_Instruction_
Search the data for the string "true" and extract every line where it appears.

_The data_
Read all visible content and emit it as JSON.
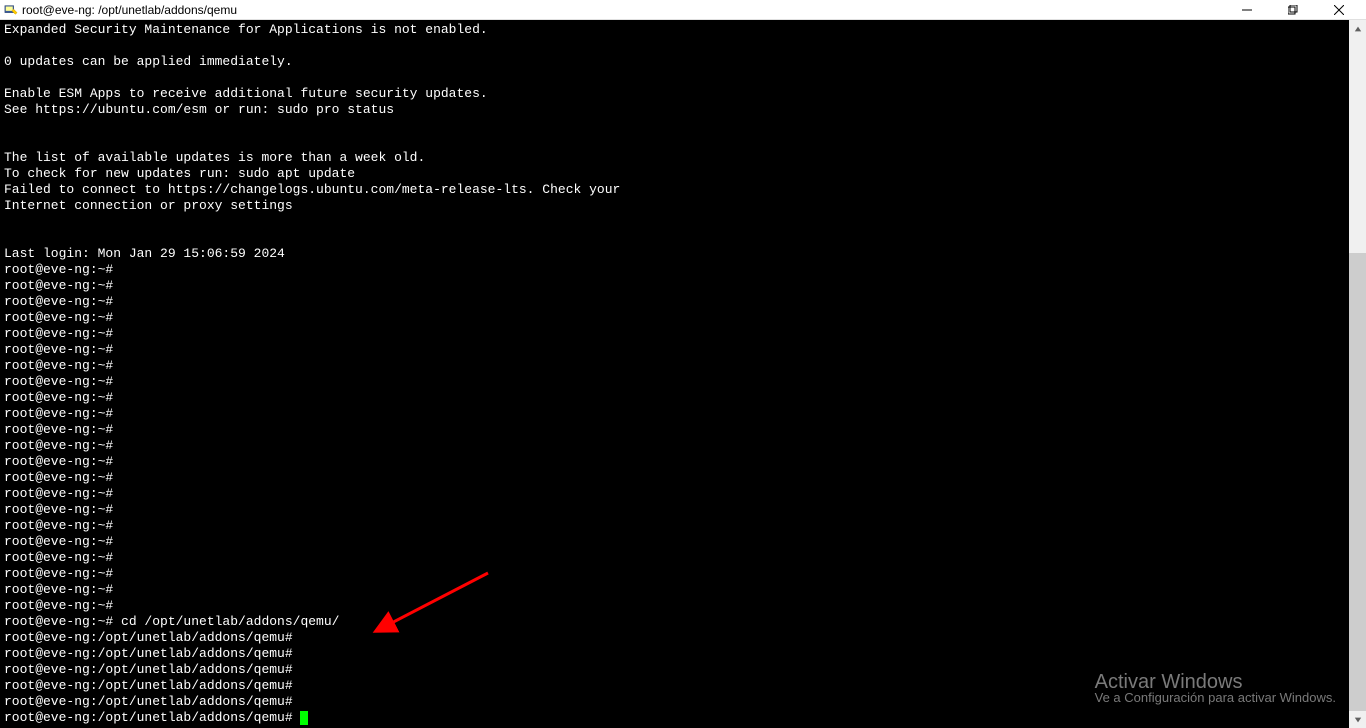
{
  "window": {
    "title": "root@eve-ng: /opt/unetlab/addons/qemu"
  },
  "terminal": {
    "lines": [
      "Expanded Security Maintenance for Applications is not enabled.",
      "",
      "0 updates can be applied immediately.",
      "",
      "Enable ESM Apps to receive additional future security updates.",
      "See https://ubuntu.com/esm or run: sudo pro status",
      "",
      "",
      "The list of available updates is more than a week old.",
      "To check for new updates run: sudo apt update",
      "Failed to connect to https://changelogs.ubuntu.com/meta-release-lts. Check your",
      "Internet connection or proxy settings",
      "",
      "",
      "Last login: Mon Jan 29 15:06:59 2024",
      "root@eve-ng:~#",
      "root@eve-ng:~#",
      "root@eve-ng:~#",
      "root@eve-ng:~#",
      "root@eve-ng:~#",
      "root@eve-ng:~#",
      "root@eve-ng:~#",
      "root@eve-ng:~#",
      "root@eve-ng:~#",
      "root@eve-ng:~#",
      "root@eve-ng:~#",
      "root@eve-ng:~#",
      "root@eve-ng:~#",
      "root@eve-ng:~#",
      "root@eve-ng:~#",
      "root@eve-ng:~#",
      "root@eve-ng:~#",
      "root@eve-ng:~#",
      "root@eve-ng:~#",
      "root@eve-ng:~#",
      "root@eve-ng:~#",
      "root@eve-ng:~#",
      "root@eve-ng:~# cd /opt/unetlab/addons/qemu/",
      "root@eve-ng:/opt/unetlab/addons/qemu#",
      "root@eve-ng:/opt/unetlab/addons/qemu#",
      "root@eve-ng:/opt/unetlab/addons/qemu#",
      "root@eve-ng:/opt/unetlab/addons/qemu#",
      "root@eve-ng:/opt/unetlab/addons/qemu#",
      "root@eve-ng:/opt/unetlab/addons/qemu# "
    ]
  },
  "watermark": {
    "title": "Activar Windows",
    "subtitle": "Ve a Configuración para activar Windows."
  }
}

---

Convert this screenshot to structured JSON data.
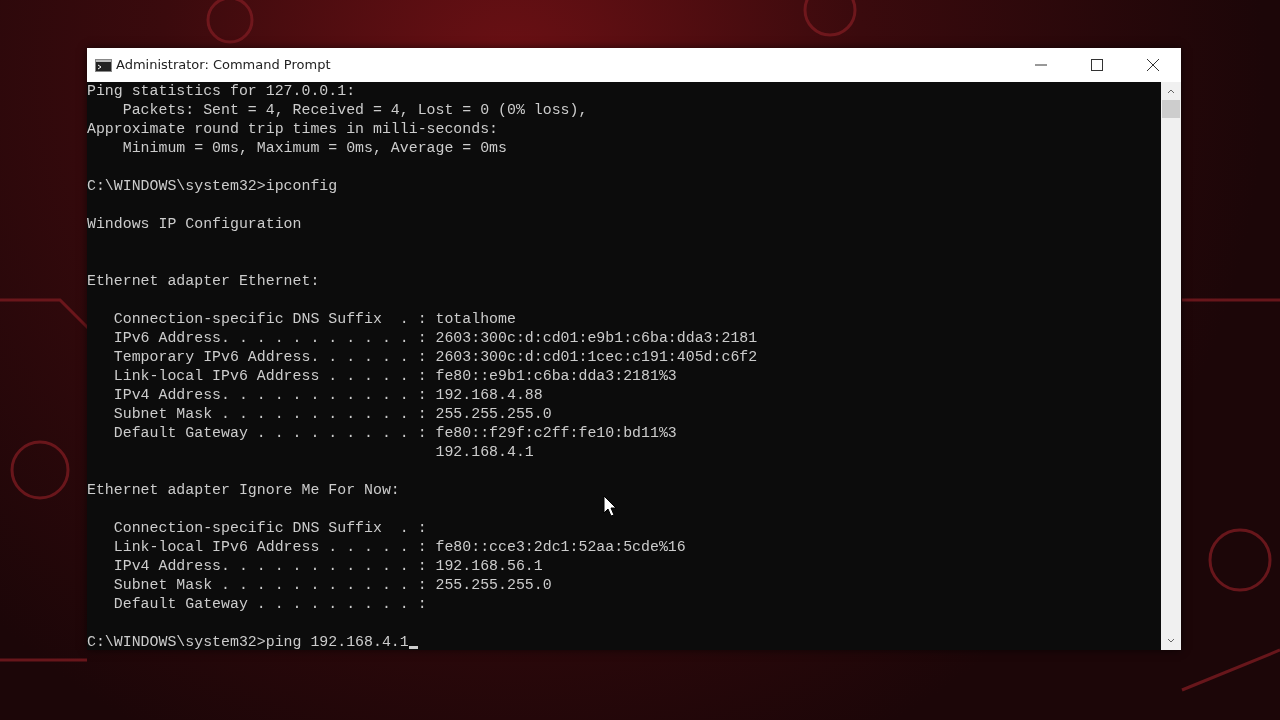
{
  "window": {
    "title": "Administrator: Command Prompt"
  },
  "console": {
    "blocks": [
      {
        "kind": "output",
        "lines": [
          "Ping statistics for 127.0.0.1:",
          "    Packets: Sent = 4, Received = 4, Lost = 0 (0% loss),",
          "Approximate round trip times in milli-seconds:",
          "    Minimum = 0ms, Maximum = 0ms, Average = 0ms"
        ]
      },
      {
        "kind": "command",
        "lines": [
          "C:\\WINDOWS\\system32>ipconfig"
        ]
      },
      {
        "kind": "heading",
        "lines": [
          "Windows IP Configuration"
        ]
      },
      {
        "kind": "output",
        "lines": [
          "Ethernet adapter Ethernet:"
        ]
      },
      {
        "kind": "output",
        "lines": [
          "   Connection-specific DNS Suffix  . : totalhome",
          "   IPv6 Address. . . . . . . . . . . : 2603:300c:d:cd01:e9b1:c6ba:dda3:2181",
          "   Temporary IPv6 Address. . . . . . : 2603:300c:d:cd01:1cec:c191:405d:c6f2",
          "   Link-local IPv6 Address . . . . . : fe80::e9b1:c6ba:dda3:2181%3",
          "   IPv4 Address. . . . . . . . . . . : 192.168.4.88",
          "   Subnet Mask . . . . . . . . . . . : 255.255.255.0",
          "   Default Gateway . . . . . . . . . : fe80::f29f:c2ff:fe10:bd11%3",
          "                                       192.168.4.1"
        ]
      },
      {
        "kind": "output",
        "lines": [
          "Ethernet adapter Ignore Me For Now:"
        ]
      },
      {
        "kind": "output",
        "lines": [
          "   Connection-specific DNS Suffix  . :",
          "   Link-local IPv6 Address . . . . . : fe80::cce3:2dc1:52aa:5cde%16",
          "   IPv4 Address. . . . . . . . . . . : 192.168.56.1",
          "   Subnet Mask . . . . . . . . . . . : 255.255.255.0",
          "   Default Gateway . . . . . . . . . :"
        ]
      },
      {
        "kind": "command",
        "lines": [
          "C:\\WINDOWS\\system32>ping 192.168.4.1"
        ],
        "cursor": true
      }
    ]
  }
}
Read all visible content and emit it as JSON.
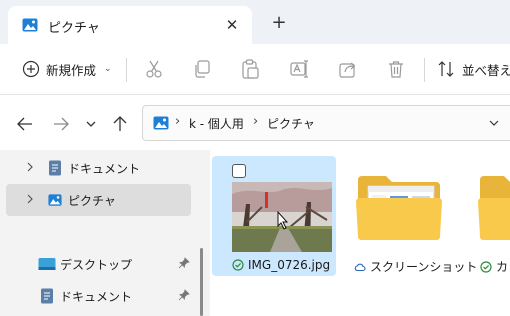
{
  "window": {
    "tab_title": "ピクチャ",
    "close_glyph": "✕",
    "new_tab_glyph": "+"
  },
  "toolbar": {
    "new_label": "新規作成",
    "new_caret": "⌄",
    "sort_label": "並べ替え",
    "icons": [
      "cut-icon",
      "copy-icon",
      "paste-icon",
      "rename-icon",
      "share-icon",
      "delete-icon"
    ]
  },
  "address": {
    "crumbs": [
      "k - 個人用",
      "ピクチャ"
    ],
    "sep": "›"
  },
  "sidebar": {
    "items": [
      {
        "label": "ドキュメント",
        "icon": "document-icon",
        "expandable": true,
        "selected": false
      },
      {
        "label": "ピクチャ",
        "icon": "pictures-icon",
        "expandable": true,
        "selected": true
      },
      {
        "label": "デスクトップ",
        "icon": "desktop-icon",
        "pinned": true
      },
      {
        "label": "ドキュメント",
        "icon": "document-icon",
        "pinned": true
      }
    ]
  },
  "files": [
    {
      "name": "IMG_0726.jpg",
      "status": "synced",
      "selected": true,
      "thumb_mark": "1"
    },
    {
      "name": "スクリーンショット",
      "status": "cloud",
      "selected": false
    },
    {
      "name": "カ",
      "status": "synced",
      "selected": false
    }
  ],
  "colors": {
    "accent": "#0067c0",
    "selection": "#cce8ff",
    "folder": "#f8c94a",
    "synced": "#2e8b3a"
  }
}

_Final result_
        "cursor": true
        "expandable": true,
        "expandable": true,
        "selected": true
        "pinned": true
        "pinned": true
      "selected": true,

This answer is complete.